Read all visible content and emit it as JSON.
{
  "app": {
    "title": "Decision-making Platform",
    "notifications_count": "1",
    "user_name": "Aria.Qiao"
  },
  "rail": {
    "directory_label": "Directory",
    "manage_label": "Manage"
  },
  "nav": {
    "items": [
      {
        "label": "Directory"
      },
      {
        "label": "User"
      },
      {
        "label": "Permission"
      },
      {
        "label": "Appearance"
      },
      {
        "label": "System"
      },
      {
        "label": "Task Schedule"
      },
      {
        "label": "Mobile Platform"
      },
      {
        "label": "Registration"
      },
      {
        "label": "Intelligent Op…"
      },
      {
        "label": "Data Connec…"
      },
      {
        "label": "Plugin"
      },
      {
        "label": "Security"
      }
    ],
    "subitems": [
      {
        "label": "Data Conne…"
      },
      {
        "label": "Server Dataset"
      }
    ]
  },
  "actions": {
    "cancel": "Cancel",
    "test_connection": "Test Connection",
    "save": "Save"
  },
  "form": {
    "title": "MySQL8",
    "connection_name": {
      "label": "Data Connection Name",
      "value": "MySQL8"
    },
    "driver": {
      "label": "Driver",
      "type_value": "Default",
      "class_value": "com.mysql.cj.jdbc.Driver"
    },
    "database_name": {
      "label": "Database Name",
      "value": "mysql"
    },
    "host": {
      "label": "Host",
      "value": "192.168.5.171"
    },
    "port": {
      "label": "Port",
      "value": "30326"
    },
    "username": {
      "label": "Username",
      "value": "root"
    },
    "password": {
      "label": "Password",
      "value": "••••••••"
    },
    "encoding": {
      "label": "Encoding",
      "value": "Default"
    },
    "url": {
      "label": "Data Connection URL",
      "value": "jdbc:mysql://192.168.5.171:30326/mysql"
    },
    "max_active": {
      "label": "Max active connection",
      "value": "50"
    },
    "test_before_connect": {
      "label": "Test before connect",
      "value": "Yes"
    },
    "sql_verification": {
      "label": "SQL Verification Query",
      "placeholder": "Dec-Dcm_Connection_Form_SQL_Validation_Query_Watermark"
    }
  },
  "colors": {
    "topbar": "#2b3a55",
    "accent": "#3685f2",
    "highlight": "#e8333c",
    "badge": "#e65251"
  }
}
********
EXERCISE REQUIREMENTS = Filter out all lines lacking the word "title" and copy the rest.

COMPLETED TASK =
    "title": "Decision-making Platform",
    "title": "MySQL8",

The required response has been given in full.